▸ Exercise task: Omit every picture, then give all the entries again exactly.

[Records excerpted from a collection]
---+---

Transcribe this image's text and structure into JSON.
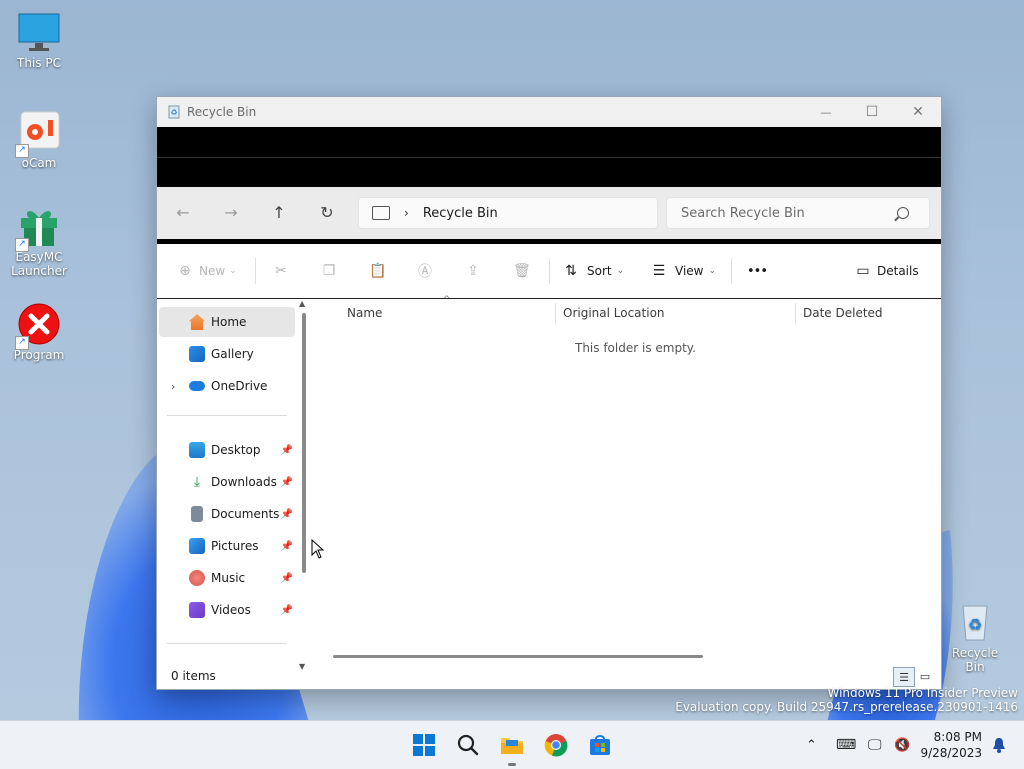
{
  "desktop": {
    "icons": [
      {
        "label": "This PC"
      },
      {
        "label": "oCam"
      },
      {
        "label": "EasyMC Launcher"
      },
      {
        "label": "Program"
      },
      {
        "label": "Recycle Bin"
      }
    ]
  },
  "window": {
    "title": "Recycle Bin",
    "controls": {
      "minimize": "—",
      "maximize": "☐",
      "close": "✕"
    },
    "address": {
      "crumb": "Recycle Bin",
      "separator": "›"
    },
    "search": {
      "placeholder": "Search Recycle Bin"
    },
    "toolbar": {
      "new_label": "New",
      "sort_label": "Sort",
      "view_label": "View",
      "more_label": "•••",
      "details_label": "Details"
    },
    "sidebar": {
      "top": [
        {
          "label": "Home"
        },
        {
          "label": "Gallery"
        },
        {
          "label": "OneDrive"
        }
      ],
      "quick_access": [
        {
          "label": "Desktop"
        },
        {
          "label": "Downloads"
        },
        {
          "label": "Documents"
        },
        {
          "label": "Pictures"
        },
        {
          "label": "Music"
        },
        {
          "label": "Videos"
        }
      ]
    },
    "columns": [
      "Name",
      "Original Location",
      "Date Deleted"
    ],
    "empty_message": "This folder is empty.",
    "status": {
      "item_count": "0 items"
    }
  },
  "watermark": {
    "line1": "Windows 11 Pro Insider Preview",
    "line2": "Evaluation copy. Build 25947.rs_prerelease.230901-1416"
  },
  "taskbar": {
    "time": "8:08 PM",
    "date": "9/28/2023"
  },
  "colors": {
    "accent": "#0067c0",
    "titlebar": "#f0f0f0",
    "address_bg": "#ebebeb",
    "taskbar": "#eef1f6"
  }
}
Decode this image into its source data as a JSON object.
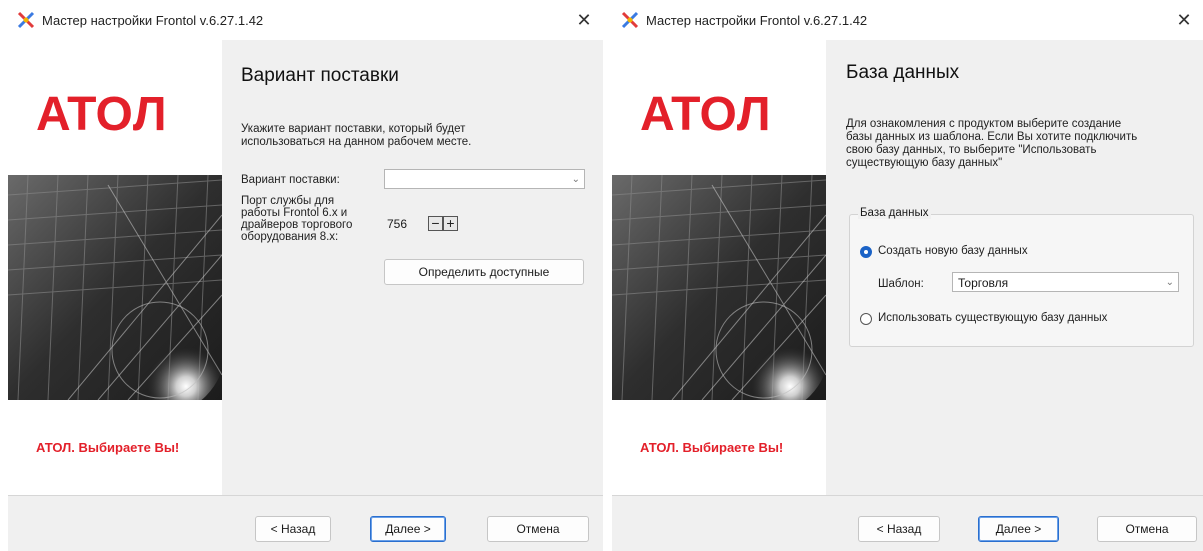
{
  "windows": [
    {
      "title": "Мастер настройки Frontol v.6.27.1.42",
      "close_glyph": "✕",
      "logo_text": "ATOЛ",
      "slogan": "АТОЛ. Выбираете Вы!",
      "page_title": "Вариант поставки",
      "description": [
        "Укажите вариант поставки, который будет",
        "использоваться на данном рабочем месте."
      ],
      "supply_label": "Вариант поставки:",
      "supply_value": "",
      "port_label": [
        "Порт службы для",
        "работы Frontol 6.x и",
        "драйверов торгового",
        "оборудования 8.x:"
      ],
      "port_value": "756",
      "minus_glyph": "−",
      "plus_glyph": "+",
      "detect_button": "Определить доступные",
      "buttons": {
        "back": "< Назад",
        "next": "Далее >",
        "cancel": "Отмена"
      }
    },
    {
      "title": "Мастер настройки Frontol v.6.27.1.42",
      "close_glyph": "✕",
      "logo_text": "ATOЛ",
      "slogan": "АТОЛ. Выбираете Вы!",
      "page_title": "База данных",
      "description": [
        "Для ознакомления с продуктом выберите создание",
        "базы данных из шаблона. Если Вы хотите подключить",
        "свою базу данных, то выберите \"Использовать",
        "существующую базу данных\""
      ],
      "group_title": "База данных",
      "radio_create": {
        "label": "Создать новую базу данных",
        "checked": true
      },
      "template_label": "Шаблон:",
      "template_value": "Торговля",
      "radio_existing": {
        "label": "Использовать существующую базу данных",
        "checked": false
      },
      "buttons": {
        "back": "< Назад",
        "next": "Далее >",
        "cancel": "Отмена"
      }
    }
  ],
  "colors": {
    "brand_red": "#e3202a",
    "accent_blue": "#1a62c6"
  },
  "icons": [
    "frontol-app-icon",
    "close-icon",
    "chevron-down-icon",
    "minus-icon",
    "plus-icon",
    "radio-icon"
  ]
}
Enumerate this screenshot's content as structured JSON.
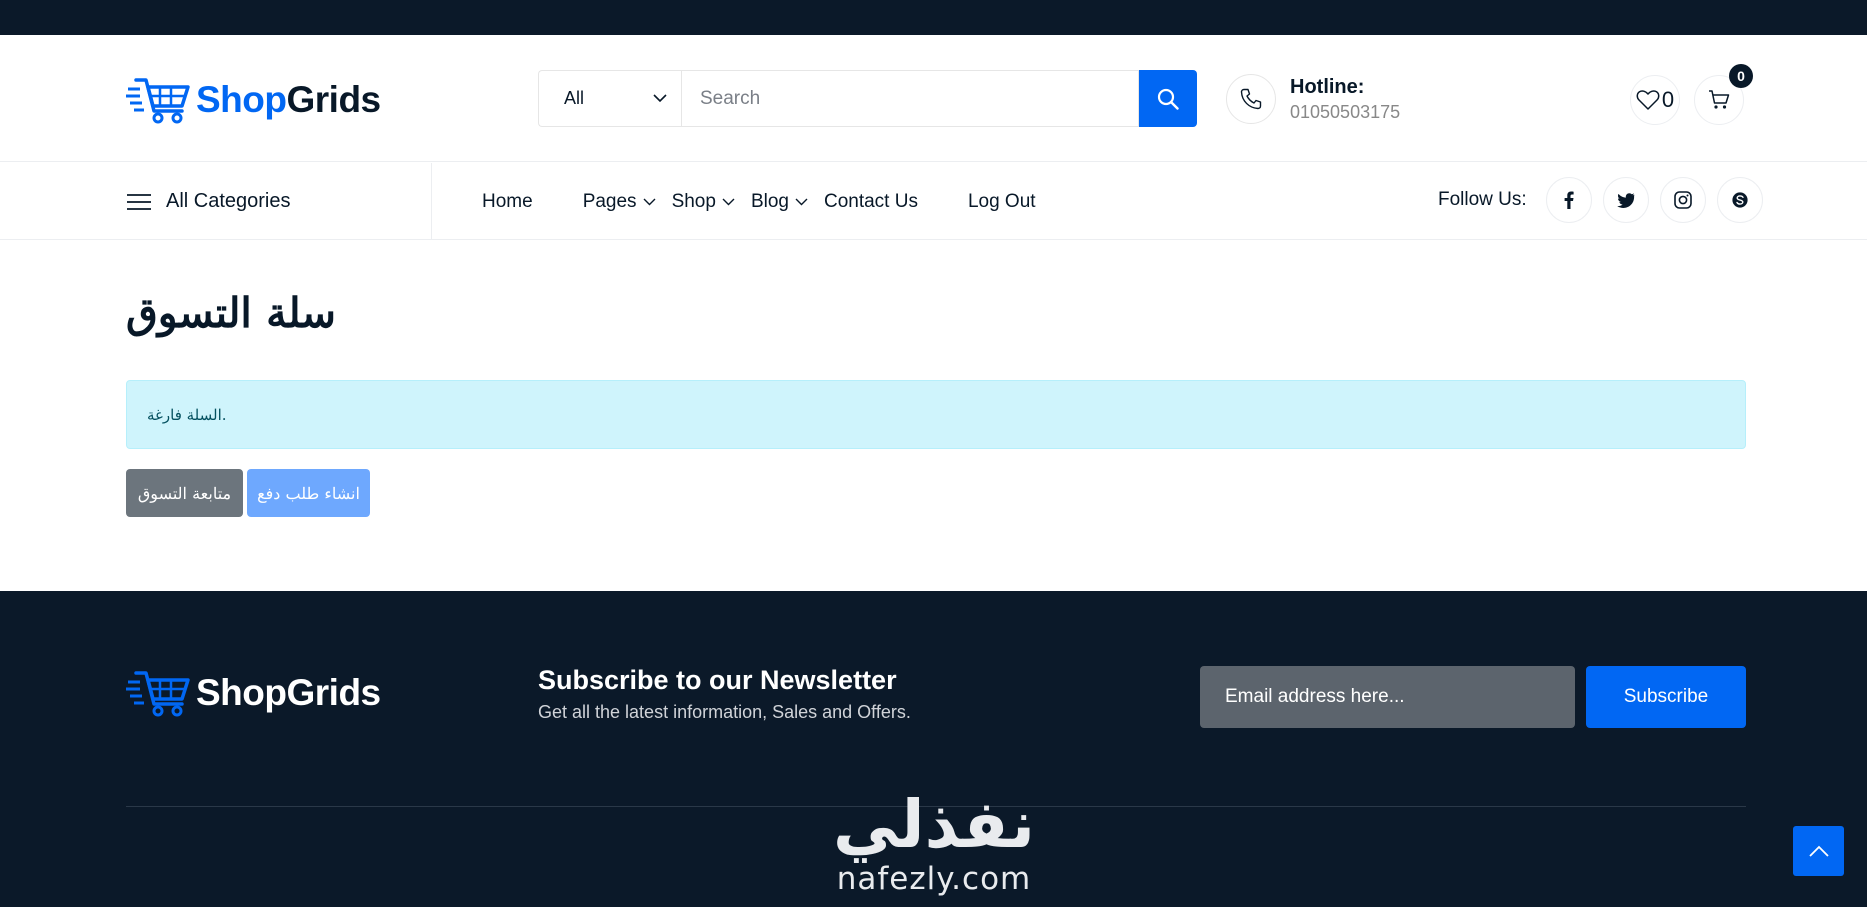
{
  "brand": {
    "name_part1": "Shop",
    "name_part2": "Grids",
    "footer_name": "ShopGrids"
  },
  "search": {
    "category_selected": "All",
    "placeholder": "Search"
  },
  "hotline": {
    "title": "Hotline:",
    "number": "01050503175"
  },
  "wishlist": {
    "count": "0"
  },
  "cart": {
    "count": "0"
  },
  "nav": {
    "all_categories": "All Categories",
    "items": [
      {
        "label": "Home"
      },
      {
        "label": "Pages"
      },
      {
        "label": "Shop"
      },
      {
        "label": "Blog"
      },
      {
        "label": "Contact Us"
      },
      {
        "label": "Log Out"
      }
    ],
    "follow_label": "Follow Us:",
    "social": [
      "facebook-icon",
      "twitter-icon",
      "instagram-icon",
      "skype-icon"
    ]
  },
  "main": {
    "title": "سلة التسوق",
    "alert": "السلة فارغة.",
    "continue_btn": "متابعة التسوق",
    "checkout_btn": "انشاء طلب دفع"
  },
  "footer": {
    "newsletter_title": "Subscribe to our Newsletter",
    "newsletter_sub": "Get all the latest information, Sales and Offers.",
    "email_placeholder": "Email address here...",
    "subscribe_label": "Subscribe"
  },
  "watermark": {
    "ar": "نفذلي",
    "en": "nafezly.com"
  },
  "colors": {
    "primary": "#0167f3",
    "dark": "#081828",
    "footer_bg": "#0b1929",
    "alert_bg": "#cff4fc"
  }
}
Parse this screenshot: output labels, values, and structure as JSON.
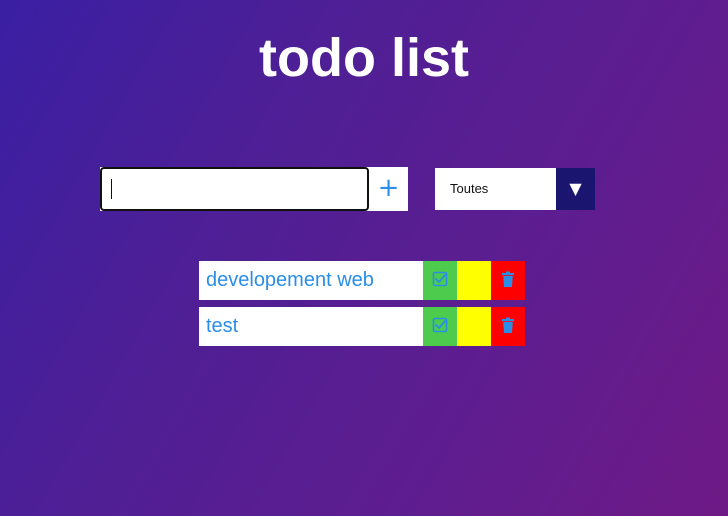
{
  "app": {
    "title": "todo list"
  },
  "form": {
    "input_value": "",
    "add_icon": "plus-icon",
    "add_glyph": "+"
  },
  "filter": {
    "selected": "Toutes",
    "arrow_glyph": "▼",
    "arrow_icon": "caret-down-icon"
  },
  "todos": [
    {
      "text": "developement web",
      "complete_icon": "checkbox-check-icon",
      "delete_icon": "trash-icon"
    },
    {
      "text": "test",
      "complete_icon": "checkbox-check-icon",
      "delete_icon": "trash-icon"
    }
  ],
  "colors": {
    "accent": "#2a8ee8",
    "complete_button": "#4ccb4c",
    "edit_button": "#ffff00",
    "delete_button": "#ff0000",
    "filter_arrow_bg": "#1a1670"
  }
}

---+---

▸ Task output:
Transcribe this image's text and structure into JSON.
{
  "desktop": {
    "icons": [
      {
        "label": "This PC"
      },
      {
        "label": "oCam"
      },
      {
        "label": "EasyMC Launcher"
      },
      {
        "label": "Program"
      },
      {
        "label": "Recycle Bin"
      }
    ]
  },
  "window": {
    "title": "Recycle Bin",
    "controls": {
      "minimize": "—",
      "maximize": "☐",
      "close": "✕"
    },
    "address": {
      "crumb": "Recycle Bin",
      "separator": "›"
    },
    "search": {
      "placeholder": "Search Recycle Bin"
    },
    "toolbar": {
      "new_label": "New",
      "sort_label": "Sort",
      "view_label": "View",
      "more_label": "•••",
      "details_label": "Details"
    },
    "sidebar": {
      "top": [
        {
          "label": "Home"
        },
        {
          "label": "Gallery"
        },
        {
          "label": "OneDrive"
        }
      ],
      "quick_access": [
        {
          "label": "Desktop"
        },
        {
          "label": "Downloads"
        },
        {
          "label": "Documents"
        },
        {
          "label": "Pictures"
        },
        {
          "label": "Music"
        },
        {
          "label": "Videos"
        }
      ]
    },
    "columns": [
      "Name",
      "Original Location",
      "Date Deleted"
    ],
    "empty_message": "This folder is empty.",
    "status": {
      "item_count": "0 items"
    }
  },
  "watermark": {
    "line1": "Windows 11 Pro Insider Preview",
    "line2": "Evaluation copy. Build 25947.rs_prerelease.230901-1416"
  },
  "taskbar": {
    "time": "8:08 PM",
    "date": "9/28/2023"
  },
  "colors": {
    "accent": "#0067c0",
    "titlebar": "#f0f0f0",
    "address_bg": "#ebebeb",
    "taskbar": "#eef1f6"
  }
}
Decode this image into its source data as a JSON object.
{
  "windows": [
    {
      "title": "Мастер настройки Frontol v.6.27.1.42",
      "close_glyph": "✕",
      "logo_text": "ATOЛ",
      "slogan": "АТОЛ. Выбираете Вы!",
      "page_title": "Вариант поставки",
      "description": [
        "Укажите вариант поставки, который будет",
        "использоваться на данном рабочем месте."
      ],
      "supply_label": "Вариант поставки:",
      "supply_value": "",
      "port_label": [
        "Порт службы для",
        "работы Frontol 6.x и",
        "драйверов торгового",
        "оборудования 8.x:"
      ],
      "port_value": "756",
      "minus_glyph": "−",
      "plus_glyph": "+",
      "detect_button": "Определить доступные",
      "buttons": {
        "back": "< Назад",
        "next": "Далее >",
        "cancel": "Отмена"
      }
    },
    {
      "title": "Мастер настройки Frontol v.6.27.1.42",
      "close_glyph": "✕",
      "logo_text": "ATOЛ",
      "slogan": "АТОЛ. Выбираете Вы!",
      "page_title": "База данных",
      "description": [
        "Для ознакомления с продуктом выберите создание",
        "базы данных из шаблона. Если Вы хотите подключить",
        "свою базу данных, то выберите \"Использовать",
        "существующую базу данных\""
      ],
      "group_title": "База данных",
      "radio_create": {
        "label": "Создать новую базу данных",
        "checked": true
      },
      "template_label": "Шаблон:",
      "template_value": "Торговля",
      "radio_existing": {
        "label": "Использовать существующую базу данных",
        "checked": false
      },
      "buttons": {
        "back": "< Назад",
        "next": "Далее >",
        "cancel": "Отмена"
      }
    }
  ],
  "colors": {
    "brand_red": "#e3202a",
    "accent_blue": "#1a62c6"
  },
  "icons": [
    "frontol-app-icon",
    "close-icon",
    "chevron-down-icon",
    "minus-icon",
    "plus-icon",
    "radio-icon"
  ]
}
Enumerate this screenshot's content as structured JSON.
{
  "brand": {
    "name_part1": "Shop",
    "name_part2": "Grids",
    "footer_name": "ShopGrids"
  },
  "search": {
    "category_selected": "All",
    "placeholder": "Search"
  },
  "hotline": {
    "title": "Hotline:",
    "number": "01050503175"
  },
  "wishlist": {
    "count": "0"
  },
  "cart": {
    "count": "0"
  },
  "nav": {
    "all_categories": "All Categories",
    "items": [
      {
        "label": "Home"
      },
      {
        "label": "Pages"
      },
      {
        "label": "Shop"
      },
      {
        "label": "Blog"
      },
      {
        "label": "Contact Us"
      },
      {
        "label": "Log Out"
      }
    ],
    "follow_label": "Follow Us:",
    "social": [
      "facebook-icon",
      "twitter-icon",
      "instagram-icon",
      "skype-icon"
    ]
  },
  "main": {
    "title": "سلة التسوق",
    "alert": "السلة فارغة.",
    "continue_btn": "متابعة التسوق",
    "checkout_btn": "انشاء طلب دفع"
  },
  "footer": {
    "newsletter_title": "Subscribe to our Newsletter",
    "newsletter_sub": "Get all the latest information, Sales and Offers.",
    "email_placeholder": "Email address here...",
    "subscribe_label": "Subscribe"
  },
  "watermark": {
    "ar": "نفذلي",
    "en": "nafezly.com"
  },
  "colors": {
    "primary": "#0167f3",
    "dark": "#081828",
    "footer_bg": "#0b1929",
    "alert_bg": "#cff4fc"
  }
}
Parse this screenshot: output labels, values, and structure as JSON.
{
  "app": {
    "title": "todo list"
  },
  "form": {
    "input_value": "",
    "add_icon": "plus-icon",
    "add_glyph": "+"
  },
  "filter": {
    "selected": "Toutes",
    "arrow_glyph": "▼",
    "arrow_icon": "caret-down-icon"
  },
  "todos": [
    {
      "text": "developement web",
      "complete_icon": "checkbox-check-icon",
      "delete_icon": "trash-icon"
    },
    {
      "text": "test",
      "complete_icon": "checkbox-check-icon",
      "delete_icon": "trash-icon"
    }
  ],
  "colors": {
    "accent": "#2a8ee8",
    "complete_button": "#4ccb4c",
    "edit_button": "#ffff00",
    "delete_button": "#ff0000",
    "filter_arrow_bg": "#1a1670"
  }
}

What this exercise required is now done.